Lines containing the string "chevron" are to be counted; report only how many there are.

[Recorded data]
-- Begin --

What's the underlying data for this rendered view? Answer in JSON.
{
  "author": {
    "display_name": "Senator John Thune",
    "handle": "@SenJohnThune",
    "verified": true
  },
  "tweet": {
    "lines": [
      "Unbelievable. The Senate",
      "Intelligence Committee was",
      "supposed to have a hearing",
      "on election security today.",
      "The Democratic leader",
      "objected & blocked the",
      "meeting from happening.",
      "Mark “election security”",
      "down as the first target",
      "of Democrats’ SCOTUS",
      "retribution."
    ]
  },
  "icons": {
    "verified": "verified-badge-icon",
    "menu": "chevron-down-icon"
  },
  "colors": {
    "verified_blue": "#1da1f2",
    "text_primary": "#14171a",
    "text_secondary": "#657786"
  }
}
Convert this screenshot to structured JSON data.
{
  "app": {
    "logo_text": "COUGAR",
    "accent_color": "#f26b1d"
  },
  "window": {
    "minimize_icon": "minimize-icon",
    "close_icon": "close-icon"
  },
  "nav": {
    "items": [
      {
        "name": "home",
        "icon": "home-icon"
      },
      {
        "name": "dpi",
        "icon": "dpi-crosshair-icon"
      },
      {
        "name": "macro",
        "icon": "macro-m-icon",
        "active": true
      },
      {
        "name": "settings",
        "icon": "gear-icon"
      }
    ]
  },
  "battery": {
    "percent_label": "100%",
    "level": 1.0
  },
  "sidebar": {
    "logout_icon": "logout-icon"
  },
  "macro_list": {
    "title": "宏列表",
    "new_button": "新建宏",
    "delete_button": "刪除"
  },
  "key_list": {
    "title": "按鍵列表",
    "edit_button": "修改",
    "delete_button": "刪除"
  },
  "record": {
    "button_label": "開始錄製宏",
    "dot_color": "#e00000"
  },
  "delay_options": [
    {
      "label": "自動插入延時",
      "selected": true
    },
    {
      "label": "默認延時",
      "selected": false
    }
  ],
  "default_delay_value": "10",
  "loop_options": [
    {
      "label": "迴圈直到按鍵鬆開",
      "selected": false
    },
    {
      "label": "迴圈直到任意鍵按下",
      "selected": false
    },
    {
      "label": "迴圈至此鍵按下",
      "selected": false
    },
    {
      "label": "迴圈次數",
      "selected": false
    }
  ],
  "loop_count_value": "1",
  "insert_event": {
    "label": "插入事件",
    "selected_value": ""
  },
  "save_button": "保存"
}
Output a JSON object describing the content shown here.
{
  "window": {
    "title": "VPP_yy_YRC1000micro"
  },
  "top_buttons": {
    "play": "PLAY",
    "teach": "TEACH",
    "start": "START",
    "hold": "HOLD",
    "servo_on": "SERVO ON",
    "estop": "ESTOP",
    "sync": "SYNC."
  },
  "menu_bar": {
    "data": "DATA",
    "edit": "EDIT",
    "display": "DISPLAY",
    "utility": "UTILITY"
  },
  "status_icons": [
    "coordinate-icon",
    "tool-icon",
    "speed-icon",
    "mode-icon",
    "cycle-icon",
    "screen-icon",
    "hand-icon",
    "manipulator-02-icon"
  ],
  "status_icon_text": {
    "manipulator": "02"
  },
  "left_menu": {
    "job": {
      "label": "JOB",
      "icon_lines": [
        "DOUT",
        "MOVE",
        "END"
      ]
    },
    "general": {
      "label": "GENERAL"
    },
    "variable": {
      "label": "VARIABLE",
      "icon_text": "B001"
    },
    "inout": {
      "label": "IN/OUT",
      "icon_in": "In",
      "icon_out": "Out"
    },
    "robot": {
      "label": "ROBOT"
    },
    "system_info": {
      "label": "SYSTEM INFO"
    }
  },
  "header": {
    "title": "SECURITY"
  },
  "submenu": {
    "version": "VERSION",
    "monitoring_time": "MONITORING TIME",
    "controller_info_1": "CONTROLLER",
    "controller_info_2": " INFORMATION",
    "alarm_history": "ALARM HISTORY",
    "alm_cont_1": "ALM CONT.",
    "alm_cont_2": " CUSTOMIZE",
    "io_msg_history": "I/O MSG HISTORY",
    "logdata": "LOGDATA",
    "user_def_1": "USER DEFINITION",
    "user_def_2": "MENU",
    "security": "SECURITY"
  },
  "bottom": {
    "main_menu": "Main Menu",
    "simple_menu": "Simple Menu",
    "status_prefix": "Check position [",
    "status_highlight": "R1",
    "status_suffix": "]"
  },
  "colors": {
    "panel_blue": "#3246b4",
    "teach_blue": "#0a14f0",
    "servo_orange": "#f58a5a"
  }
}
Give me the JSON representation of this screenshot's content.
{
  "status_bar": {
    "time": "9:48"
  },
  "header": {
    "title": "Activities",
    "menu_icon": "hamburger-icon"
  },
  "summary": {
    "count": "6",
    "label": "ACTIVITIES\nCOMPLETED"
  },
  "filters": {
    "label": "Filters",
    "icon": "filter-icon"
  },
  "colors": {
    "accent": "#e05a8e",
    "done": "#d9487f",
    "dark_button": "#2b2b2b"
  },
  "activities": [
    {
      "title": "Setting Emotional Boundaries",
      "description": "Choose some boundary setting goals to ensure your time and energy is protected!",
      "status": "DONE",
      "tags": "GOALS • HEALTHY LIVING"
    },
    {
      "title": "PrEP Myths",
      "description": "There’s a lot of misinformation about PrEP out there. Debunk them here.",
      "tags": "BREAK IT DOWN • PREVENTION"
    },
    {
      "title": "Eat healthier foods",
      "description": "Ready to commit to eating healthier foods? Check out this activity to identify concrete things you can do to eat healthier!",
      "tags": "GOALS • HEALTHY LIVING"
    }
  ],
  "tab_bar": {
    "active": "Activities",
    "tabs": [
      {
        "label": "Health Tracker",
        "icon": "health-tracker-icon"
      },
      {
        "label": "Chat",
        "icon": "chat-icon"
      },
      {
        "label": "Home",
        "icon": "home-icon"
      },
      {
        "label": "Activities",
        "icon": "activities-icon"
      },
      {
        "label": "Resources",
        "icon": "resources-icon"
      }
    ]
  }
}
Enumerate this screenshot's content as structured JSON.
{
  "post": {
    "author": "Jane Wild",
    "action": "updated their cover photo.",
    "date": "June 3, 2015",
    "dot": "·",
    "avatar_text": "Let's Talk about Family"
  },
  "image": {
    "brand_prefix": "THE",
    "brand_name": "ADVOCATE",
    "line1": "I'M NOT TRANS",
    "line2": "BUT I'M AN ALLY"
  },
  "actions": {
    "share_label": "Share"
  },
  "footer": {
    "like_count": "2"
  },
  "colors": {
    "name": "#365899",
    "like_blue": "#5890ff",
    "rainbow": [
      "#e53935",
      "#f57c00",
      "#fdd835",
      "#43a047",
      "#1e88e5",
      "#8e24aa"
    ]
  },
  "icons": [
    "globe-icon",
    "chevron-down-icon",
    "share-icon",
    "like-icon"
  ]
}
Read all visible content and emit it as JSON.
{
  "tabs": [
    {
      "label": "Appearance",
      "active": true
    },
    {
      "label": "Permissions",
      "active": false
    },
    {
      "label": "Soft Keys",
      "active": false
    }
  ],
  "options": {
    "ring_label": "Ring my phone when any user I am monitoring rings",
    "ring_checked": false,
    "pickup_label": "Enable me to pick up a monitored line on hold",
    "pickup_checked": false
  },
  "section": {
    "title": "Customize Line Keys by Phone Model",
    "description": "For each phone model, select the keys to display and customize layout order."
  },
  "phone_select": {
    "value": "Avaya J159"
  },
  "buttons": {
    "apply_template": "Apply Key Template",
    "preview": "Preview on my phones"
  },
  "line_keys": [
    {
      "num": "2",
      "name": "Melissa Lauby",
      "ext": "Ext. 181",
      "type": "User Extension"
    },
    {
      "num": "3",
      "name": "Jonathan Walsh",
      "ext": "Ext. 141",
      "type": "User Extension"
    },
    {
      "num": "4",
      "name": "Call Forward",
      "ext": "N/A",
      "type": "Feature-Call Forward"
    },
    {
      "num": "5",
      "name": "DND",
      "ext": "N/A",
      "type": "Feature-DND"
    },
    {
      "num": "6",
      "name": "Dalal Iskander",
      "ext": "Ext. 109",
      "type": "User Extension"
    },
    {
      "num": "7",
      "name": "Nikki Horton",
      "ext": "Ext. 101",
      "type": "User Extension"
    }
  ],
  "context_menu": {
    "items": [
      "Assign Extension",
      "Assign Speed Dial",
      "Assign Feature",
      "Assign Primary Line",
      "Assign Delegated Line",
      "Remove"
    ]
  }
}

-- End --

■ Answer to this exercise ■
2